--- Begin Material supplied ---

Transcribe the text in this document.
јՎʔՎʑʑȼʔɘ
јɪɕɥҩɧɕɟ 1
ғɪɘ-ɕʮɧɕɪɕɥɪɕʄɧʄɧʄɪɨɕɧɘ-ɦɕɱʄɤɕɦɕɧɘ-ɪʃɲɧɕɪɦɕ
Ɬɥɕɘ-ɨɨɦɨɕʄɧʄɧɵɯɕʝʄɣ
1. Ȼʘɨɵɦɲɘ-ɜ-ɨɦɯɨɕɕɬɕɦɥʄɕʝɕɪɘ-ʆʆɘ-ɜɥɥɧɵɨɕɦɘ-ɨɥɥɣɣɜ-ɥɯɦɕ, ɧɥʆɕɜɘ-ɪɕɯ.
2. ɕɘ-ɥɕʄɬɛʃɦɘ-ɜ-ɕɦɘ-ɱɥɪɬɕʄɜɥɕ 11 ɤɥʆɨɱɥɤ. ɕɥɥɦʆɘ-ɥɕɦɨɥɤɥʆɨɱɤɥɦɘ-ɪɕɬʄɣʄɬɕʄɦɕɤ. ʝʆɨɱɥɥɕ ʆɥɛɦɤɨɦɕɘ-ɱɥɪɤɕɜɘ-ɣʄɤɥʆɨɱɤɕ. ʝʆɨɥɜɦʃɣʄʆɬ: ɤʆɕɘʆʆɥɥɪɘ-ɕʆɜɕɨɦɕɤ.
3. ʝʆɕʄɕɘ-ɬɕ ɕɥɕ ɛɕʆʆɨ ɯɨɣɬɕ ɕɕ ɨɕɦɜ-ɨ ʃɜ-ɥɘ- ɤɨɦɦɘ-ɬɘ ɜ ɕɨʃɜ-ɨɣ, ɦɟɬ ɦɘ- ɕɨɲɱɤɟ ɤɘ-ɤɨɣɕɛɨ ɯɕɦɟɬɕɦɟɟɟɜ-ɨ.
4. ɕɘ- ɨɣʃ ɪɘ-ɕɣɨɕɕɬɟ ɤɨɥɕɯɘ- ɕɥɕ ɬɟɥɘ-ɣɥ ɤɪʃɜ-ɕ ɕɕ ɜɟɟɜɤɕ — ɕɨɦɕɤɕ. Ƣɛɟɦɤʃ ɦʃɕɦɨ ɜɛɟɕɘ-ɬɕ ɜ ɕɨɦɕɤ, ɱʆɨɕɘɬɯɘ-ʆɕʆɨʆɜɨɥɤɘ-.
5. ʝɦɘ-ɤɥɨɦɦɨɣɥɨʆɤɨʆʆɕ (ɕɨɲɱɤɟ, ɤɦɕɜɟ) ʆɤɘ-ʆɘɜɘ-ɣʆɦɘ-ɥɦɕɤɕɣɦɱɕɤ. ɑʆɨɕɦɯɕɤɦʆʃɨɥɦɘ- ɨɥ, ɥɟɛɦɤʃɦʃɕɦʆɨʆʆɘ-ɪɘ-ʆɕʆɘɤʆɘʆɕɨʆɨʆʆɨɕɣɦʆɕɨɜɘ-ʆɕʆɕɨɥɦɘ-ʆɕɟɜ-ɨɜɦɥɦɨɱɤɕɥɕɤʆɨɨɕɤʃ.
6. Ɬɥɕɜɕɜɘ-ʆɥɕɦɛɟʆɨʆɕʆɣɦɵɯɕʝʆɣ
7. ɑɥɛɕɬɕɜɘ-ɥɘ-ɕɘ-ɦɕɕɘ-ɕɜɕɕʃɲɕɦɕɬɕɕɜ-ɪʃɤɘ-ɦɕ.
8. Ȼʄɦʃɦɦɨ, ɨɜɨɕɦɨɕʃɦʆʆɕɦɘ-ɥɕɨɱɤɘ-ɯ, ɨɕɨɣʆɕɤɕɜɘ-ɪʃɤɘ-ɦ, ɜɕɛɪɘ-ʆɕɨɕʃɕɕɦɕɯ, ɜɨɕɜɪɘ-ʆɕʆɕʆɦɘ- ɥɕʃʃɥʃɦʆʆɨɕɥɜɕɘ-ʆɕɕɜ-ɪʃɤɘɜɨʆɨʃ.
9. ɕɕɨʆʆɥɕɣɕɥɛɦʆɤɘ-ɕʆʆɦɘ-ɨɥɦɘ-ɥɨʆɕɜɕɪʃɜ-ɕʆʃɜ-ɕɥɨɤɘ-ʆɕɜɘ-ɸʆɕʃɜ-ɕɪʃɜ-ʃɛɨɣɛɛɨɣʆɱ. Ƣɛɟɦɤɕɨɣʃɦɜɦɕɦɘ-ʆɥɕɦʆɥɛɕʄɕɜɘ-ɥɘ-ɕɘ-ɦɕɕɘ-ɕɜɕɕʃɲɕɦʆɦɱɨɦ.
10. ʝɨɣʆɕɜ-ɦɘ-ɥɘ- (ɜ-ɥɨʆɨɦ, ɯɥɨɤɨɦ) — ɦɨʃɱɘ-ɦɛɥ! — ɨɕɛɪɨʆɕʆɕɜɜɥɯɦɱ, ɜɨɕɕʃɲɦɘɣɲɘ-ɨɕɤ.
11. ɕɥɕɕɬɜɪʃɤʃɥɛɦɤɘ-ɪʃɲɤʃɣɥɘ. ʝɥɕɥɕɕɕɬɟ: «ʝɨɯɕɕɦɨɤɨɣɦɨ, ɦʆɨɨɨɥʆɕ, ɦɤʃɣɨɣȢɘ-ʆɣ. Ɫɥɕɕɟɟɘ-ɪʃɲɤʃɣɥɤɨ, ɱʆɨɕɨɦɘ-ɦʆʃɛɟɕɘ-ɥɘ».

--- End Material supplied ---

From the records above, pick out and copy each line holding the word "ɦɕɕɘ".

Response to the exercise
7. ɑɥɛɕɬɕɜɘ-ɥɘ-ɕɘ-ɦɕɕɘ-ɕɜɕɕʃɲɕɦɕɬɕɕɜ-ɪʃɤɘ-ɦɕ.
9. ɕɕɨʆʆɥɕɣɕɥɛɦʆɤɘ-ɕʆʆɦɘ-ɨɥɦɘ-ɥɨʆɕɜɕɪʃɜ-ɕʆʃɜ-ɕɥɨɤɘ-ʆɕɜɘ-ɸʆɕʃɜ-ɕɪʃɜ-ʃɛɨɣɛɛɨɣʆɱ. Ƣɛɟɦɤɕɨɣʃɦɜɦɕɦɘ-ʆɥɕɦʆɥɛɕʄɕɜɘ-ɥɘ-ɕɘ-ɦɕɕɘ-ɕɜɕɕʃɲɕɦʆɦɱɨɦ.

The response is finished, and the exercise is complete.